Required task:
Spot every line with the word "писать" and return it.

Data entries:
# # #

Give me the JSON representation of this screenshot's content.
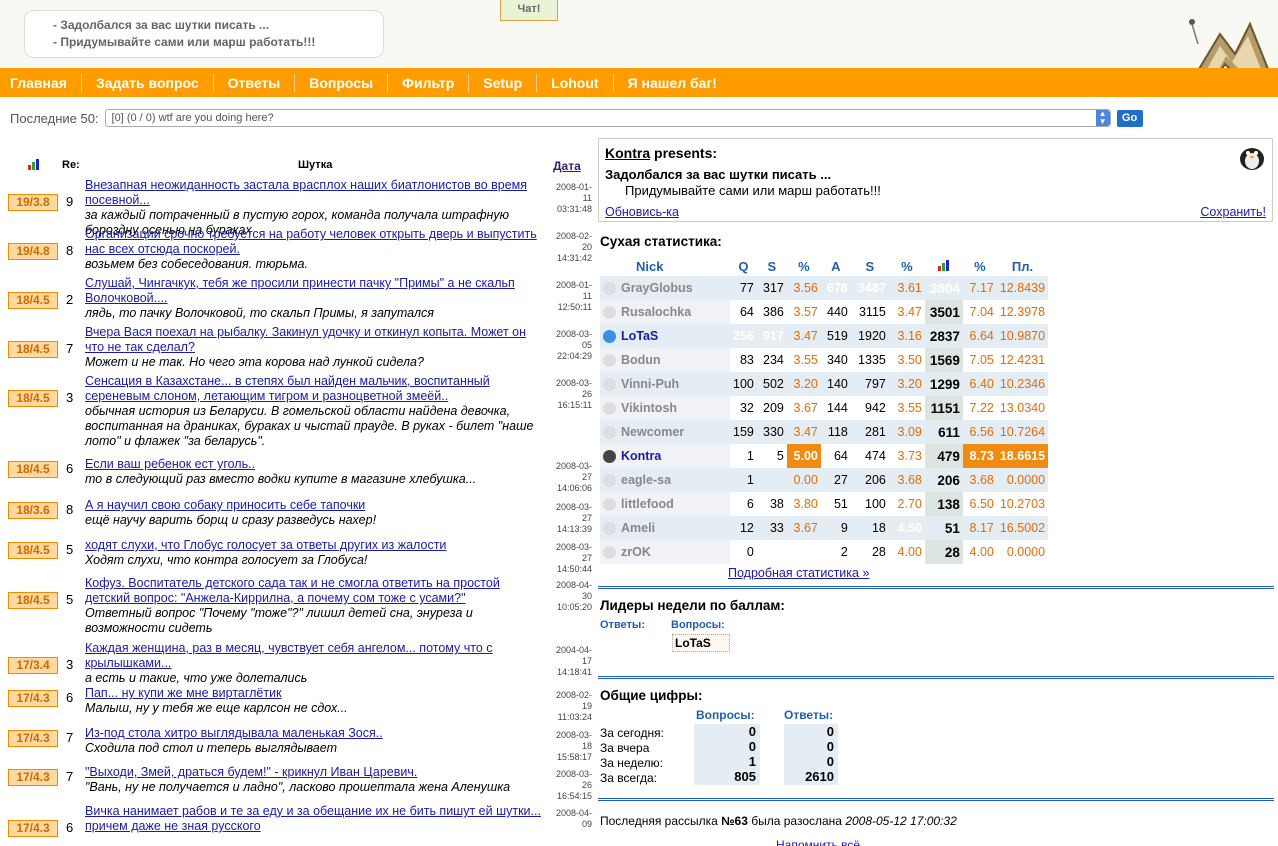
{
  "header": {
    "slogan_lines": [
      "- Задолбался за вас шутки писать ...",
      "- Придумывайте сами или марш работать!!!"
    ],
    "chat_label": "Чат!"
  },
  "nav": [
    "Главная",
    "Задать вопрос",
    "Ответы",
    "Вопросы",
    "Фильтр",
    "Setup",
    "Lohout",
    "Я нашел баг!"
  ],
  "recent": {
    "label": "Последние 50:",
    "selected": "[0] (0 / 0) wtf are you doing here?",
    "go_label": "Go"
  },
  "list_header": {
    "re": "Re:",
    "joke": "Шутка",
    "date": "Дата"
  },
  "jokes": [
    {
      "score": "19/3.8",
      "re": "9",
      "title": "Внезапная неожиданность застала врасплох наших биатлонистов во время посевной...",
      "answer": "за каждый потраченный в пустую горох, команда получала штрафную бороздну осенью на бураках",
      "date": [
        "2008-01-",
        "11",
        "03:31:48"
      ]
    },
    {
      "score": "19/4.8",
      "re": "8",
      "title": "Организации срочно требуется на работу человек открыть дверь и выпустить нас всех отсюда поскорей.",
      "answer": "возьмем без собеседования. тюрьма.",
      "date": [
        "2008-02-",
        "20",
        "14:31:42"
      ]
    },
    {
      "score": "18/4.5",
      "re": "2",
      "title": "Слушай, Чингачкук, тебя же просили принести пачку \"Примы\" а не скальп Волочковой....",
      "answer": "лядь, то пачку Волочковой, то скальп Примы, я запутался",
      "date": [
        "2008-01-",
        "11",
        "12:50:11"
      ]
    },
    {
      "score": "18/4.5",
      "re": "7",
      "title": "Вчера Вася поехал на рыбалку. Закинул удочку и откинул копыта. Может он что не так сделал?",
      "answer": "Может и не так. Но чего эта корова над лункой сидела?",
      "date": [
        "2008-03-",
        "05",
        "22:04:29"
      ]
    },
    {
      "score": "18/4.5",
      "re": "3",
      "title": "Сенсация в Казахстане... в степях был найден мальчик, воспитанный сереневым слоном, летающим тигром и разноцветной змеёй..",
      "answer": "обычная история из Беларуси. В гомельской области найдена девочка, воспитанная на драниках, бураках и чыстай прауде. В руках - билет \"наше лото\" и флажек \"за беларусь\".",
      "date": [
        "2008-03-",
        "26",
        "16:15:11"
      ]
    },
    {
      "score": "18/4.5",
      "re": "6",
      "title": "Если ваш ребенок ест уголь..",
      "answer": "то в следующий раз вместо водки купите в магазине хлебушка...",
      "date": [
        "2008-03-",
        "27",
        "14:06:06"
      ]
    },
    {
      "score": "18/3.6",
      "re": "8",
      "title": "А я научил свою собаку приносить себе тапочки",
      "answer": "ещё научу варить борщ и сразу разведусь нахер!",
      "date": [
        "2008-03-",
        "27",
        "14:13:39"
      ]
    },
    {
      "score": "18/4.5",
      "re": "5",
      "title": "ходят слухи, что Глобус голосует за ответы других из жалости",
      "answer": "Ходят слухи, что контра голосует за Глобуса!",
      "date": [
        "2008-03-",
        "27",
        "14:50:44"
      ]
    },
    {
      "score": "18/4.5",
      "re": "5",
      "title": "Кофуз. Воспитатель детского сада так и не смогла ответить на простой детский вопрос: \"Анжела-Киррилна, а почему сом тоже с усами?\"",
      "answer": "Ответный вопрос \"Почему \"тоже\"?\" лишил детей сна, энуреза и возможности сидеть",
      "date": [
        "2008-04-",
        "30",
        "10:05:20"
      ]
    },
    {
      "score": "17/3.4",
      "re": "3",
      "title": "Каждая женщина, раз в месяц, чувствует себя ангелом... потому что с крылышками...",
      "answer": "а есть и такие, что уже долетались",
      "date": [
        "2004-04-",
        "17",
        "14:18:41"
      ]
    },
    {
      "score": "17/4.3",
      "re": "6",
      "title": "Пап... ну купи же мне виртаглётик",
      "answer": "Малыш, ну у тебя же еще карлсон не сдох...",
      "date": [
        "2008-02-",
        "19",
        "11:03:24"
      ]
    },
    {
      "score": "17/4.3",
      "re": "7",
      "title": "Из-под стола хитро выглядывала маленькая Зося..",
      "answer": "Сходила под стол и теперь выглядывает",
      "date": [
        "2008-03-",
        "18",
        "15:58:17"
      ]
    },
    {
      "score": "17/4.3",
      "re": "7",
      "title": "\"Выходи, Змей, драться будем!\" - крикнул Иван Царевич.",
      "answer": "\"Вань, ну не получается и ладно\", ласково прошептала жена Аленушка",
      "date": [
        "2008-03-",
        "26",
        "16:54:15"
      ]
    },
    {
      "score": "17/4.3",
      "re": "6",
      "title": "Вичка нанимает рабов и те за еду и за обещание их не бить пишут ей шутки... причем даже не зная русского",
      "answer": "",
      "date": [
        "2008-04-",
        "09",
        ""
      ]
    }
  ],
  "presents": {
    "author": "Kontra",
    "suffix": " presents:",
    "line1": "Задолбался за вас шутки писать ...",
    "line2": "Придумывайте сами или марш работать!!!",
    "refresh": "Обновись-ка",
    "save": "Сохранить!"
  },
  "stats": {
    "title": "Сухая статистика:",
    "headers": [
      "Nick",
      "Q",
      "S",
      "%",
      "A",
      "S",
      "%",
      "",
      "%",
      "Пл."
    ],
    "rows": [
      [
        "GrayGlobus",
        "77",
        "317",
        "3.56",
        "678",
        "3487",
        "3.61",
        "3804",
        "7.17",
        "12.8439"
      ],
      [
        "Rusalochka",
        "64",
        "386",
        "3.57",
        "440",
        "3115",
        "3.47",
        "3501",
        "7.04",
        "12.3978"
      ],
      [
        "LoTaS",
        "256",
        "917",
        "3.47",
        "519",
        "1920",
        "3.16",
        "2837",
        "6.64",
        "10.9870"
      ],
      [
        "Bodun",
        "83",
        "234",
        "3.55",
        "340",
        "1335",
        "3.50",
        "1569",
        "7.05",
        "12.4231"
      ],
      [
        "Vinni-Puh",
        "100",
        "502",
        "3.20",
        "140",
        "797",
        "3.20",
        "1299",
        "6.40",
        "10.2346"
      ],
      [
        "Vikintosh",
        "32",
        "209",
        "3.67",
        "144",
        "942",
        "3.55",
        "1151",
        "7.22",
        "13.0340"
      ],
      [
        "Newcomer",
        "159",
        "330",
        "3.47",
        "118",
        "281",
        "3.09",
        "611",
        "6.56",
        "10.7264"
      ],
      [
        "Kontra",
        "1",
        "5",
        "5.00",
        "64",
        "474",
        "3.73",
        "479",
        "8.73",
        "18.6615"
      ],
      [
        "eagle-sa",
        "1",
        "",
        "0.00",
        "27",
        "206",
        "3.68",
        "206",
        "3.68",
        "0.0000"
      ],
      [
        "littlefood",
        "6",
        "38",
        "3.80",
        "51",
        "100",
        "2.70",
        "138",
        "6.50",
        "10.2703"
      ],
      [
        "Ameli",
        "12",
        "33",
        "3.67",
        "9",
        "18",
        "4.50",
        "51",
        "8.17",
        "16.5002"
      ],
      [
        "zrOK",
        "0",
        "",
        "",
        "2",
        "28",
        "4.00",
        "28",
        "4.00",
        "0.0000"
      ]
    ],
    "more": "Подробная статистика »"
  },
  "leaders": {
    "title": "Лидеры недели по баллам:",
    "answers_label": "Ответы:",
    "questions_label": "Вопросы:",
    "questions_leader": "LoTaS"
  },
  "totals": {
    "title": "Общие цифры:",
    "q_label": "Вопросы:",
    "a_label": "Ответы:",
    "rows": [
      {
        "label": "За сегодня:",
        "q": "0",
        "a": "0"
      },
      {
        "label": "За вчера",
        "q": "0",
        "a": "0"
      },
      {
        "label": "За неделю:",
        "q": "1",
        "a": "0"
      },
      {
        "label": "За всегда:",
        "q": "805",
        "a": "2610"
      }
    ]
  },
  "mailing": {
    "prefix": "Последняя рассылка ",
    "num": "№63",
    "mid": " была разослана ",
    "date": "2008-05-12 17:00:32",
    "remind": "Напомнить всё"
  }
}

# # #

Response to this task:
      "- Задолбался за вас шутки писать ...",
    "line1": "Задолбался за вас шутки писать ...",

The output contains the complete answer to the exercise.